• **WRITTEN EXERCISE**
Copy out the part of the items that opens with the line containing "Localize each UI" and closes with the line containing "service-cell: Default Service [864, 436, 1041, 467]", changing every "chevron-right-icon" to "arrow-right-icon" and keeping everything else the same. Leave the pictures out.

• **SUPPLIED INFORMATION**
□ □ □ □ □ □ □

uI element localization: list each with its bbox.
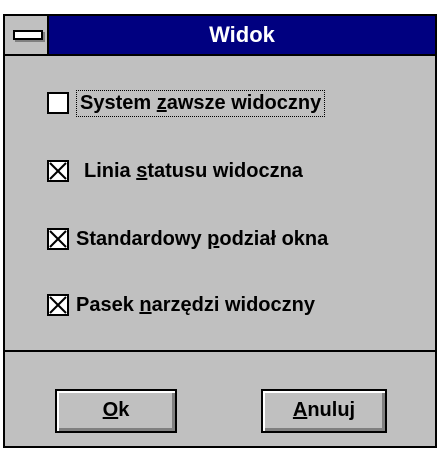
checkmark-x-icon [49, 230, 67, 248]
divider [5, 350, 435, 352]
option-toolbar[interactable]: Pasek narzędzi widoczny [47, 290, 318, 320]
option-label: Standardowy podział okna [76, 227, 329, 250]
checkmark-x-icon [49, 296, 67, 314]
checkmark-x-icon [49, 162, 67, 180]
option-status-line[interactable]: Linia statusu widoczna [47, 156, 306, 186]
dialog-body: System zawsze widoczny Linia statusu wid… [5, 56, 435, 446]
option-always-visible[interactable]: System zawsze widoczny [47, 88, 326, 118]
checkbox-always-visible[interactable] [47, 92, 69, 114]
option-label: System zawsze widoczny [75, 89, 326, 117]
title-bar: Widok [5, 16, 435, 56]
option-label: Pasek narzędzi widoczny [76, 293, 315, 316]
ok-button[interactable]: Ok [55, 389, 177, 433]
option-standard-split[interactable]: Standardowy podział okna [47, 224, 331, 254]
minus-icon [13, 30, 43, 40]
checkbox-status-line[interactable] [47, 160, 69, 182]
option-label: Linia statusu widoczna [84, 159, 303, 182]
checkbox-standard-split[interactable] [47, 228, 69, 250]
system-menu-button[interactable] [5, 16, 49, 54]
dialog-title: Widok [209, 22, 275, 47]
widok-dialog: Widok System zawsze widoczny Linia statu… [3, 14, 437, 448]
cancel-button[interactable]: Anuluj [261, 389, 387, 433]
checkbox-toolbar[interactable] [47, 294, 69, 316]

□ □ □ □ □ □ □

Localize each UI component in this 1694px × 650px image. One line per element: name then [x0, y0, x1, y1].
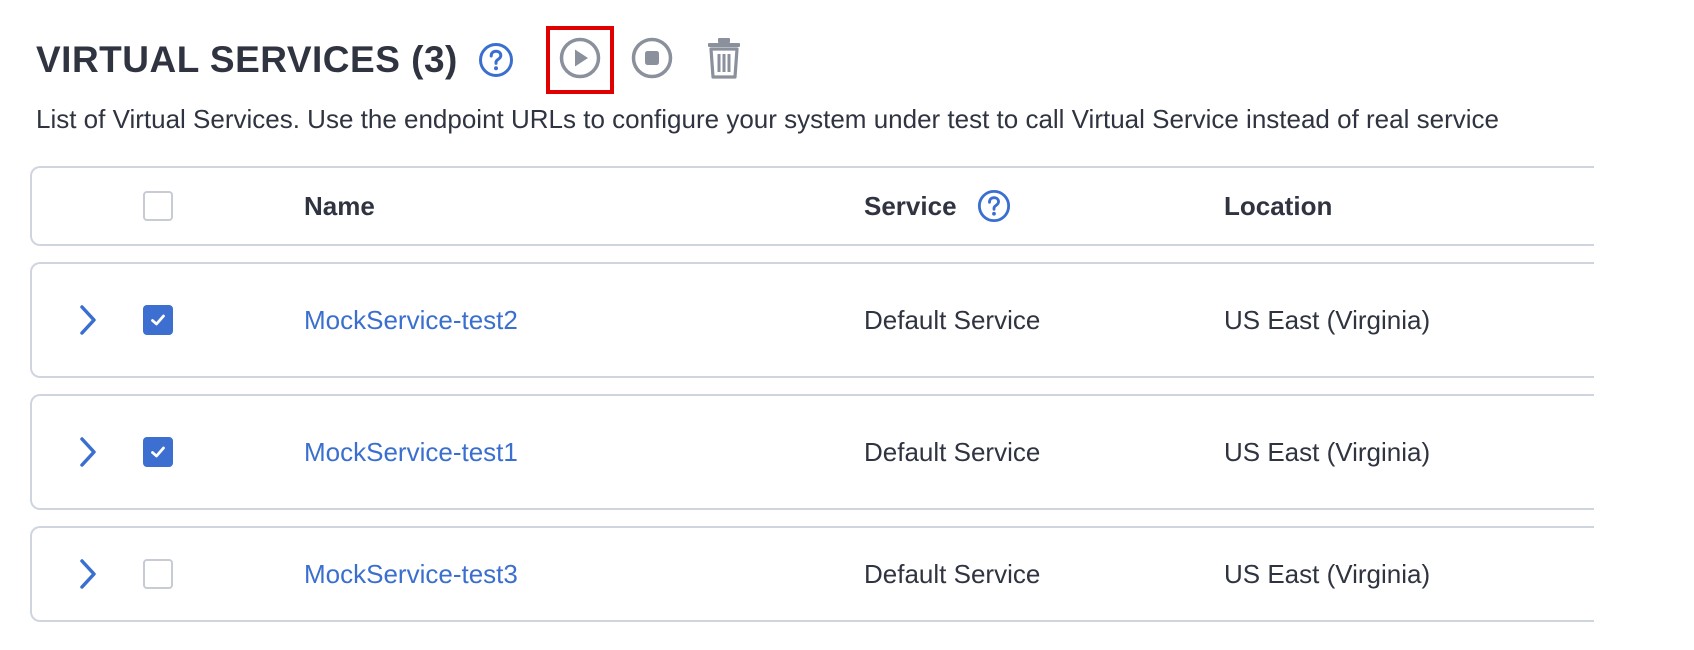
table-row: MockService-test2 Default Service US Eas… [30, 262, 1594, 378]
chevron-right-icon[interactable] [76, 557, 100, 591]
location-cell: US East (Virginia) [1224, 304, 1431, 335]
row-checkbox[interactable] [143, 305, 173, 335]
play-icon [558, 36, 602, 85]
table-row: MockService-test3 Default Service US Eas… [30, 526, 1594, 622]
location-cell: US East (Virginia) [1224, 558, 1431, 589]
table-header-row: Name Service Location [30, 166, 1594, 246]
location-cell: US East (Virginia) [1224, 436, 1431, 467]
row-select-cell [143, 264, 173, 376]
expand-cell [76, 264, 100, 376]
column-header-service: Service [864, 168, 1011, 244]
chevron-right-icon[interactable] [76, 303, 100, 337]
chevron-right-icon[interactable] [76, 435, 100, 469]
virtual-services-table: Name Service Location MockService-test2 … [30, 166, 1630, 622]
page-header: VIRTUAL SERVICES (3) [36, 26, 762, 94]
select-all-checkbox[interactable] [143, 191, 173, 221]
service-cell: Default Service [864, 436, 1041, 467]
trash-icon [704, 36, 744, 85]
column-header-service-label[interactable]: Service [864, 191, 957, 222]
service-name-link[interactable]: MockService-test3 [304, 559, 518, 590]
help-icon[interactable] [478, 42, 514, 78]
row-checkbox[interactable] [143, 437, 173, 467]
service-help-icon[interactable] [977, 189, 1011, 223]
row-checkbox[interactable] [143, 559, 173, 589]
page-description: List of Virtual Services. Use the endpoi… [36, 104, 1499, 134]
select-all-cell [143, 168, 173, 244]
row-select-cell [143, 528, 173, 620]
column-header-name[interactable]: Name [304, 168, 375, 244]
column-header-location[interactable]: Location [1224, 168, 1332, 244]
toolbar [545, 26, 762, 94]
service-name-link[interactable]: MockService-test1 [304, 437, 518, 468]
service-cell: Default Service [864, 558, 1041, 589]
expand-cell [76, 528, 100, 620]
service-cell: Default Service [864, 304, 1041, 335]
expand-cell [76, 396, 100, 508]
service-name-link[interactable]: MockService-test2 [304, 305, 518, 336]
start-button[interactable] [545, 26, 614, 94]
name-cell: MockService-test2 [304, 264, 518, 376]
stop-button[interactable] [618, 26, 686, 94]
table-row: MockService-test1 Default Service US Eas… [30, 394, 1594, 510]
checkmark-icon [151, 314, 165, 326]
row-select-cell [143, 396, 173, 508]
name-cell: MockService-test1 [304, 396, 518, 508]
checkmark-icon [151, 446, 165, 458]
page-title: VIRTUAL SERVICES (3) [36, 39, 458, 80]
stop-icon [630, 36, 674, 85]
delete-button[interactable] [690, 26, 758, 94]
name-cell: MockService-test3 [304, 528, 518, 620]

□ □ □ □ □ □ □

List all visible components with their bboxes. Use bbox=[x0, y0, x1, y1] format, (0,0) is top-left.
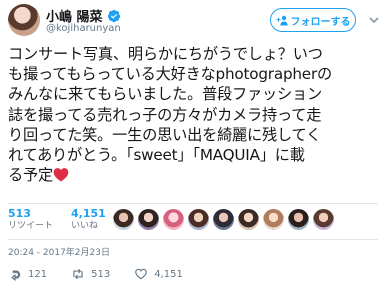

□ □ □ □ □ □ □

• **EXERCISE SOLUTION**
Localize each UI component in this 1694px × 650px image. One line per element: name then [x0, y0, x1, y1].
table-row: MockService-test2 Default Service US Eas… [30, 262, 1594, 378]
arrow-right-icon[interactable] [76, 557, 100, 591]
location-cell: US East (Virginia) [1224, 304, 1431, 335]
row-checkbox[interactable] [143, 305, 173, 335]
play-icon [558, 36, 602, 85]
table-row: MockService-test3 Default Service US Eas… [30, 526, 1594, 622]
location-cell: US East (Virginia) [1224, 558, 1431, 589]
table-header-row: Name Service Location [30, 166, 1594, 246]
location-cell: US East (Virginia) [1224, 436, 1431, 467]
row-select-cell [143, 264, 173, 376]
expand-cell [76, 264, 100, 376]
column-header-service: Service [864, 168, 1011, 244]
arrow-right-icon[interactable] [76, 303, 100, 337]
arrow-right-icon[interactable] [76, 435, 100, 469]
virtual-services-table: Name Service Location MockService-test2 … [30, 166, 1630, 622]
page-header: VIRTUAL SERVICES (3) [36, 26, 762, 94]
select-all-checkbox[interactable] [143, 191, 173, 221]
service-cell: Default Service [864, 436, 1041, 467]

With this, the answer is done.